§ **GIVEN RECORDS**
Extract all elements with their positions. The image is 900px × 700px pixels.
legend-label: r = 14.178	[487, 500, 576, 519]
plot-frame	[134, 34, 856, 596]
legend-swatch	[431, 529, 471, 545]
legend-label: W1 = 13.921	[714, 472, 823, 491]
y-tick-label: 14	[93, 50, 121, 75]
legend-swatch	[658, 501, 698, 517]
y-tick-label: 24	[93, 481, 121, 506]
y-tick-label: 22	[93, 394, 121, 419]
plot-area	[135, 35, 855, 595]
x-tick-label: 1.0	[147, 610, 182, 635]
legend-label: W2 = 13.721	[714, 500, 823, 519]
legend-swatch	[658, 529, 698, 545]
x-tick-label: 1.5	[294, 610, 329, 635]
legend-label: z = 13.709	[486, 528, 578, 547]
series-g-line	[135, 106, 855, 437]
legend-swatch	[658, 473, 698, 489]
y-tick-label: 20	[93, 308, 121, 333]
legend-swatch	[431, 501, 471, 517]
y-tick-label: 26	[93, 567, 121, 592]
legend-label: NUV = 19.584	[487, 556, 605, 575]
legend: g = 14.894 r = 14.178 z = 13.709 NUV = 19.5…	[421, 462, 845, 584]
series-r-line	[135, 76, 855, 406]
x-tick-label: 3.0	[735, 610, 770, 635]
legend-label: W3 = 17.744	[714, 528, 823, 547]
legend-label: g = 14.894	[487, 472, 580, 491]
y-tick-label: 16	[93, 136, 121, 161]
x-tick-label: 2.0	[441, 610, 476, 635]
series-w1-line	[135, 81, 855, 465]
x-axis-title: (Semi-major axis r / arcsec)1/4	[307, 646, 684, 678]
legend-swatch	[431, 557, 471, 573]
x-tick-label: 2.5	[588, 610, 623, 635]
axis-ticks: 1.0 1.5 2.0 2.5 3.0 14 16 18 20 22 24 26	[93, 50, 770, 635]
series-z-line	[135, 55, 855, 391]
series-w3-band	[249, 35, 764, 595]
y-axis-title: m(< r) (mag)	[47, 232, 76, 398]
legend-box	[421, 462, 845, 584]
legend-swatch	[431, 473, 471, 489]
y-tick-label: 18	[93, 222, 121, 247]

§ **WHAT IS EXPECTED**
Please rewrite all the rows above, changing each "legend-swatch" to "legend-marker" and leaving everything else as it is.

§ **SOLUTION TO THIS TASK**
Extract all elements with their positions. The image is 900px × 700px pixels.
legend-label: r = 14.178	[487, 500, 576, 519]
plot-frame	[134, 34, 856, 596]
legend-marker	[431, 529, 471, 545]
legend-label: W1 = 13.921	[714, 472, 823, 491]
y-tick-label: 14	[93, 50, 121, 75]
legend-marker	[658, 501, 698, 517]
y-tick-label: 24	[93, 481, 121, 506]
y-tick-label: 22	[93, 394, 121, 419]
plot-area	[135, 35, 855, 595]
x-tick-label: 1.0	[147, 610, 182, 635]
legend-label: W2 = 13.721	[714, 500, 823, 519]
legend-marker	[658, 529, 698, 545]
x-tick-label: 1.5	[294, 610, 329, 635]
legend-label: z = 13.709	[486, 528, 578, 547]
series-g-line	[135, 106, 855, 437]
legend-marker	[658, 473, 698, 489]
y-tick-label: 20	[93, 308, 121, 333]
legend-marker	[431, 501, 471, 517]
y-tick-label: 26	[93, 567, 121, 592]
legend-label: NUV = 19.584	[487, 556, 605, 575]
legend: g = 14.894 r = 14.178 z = 13.709 NUV = 19.5…	[421, 462, 845, 584]
series-r-line	[135, 76, 855, 406]
x-tick-label: 3.0	[735, 610, 770, 635]
legend-label: W3 = 17.744	[714, 528, 823, 547]
legend-label: g = 14.894	[487, 472, 580, 491]
y-tick-label: 16	[93, 136, 121, 161]
x-tick-label: 2.0	[441, 610, 476, 635]
series-w1-line	[135, 81, 855, 465]
x-axis-title: (Semi-major axis r / arcsec)1/4	[307, 646, 684, 678]
legend-marker	[431, 557, 471, 573]
x-tick-label: 2.5	[588, 610, 623, 635]
axis-ticks: 1.0 1.5 2.0 2.5 3.0 14 16 18 20 22 24 26	[93, 50, 770, 635]
series-z-line	[135, 55, 855, 391]
series-w3-band	[249, 35, 764, 595]
y-axis-title: m(< r) (mag)	[47, 232, 76, 398]
legend-box	[421, 462, 845, 584]
legend-marker	[431, 473, 471, 489]
y-tick-label: 18	[93, 222, 121, 247]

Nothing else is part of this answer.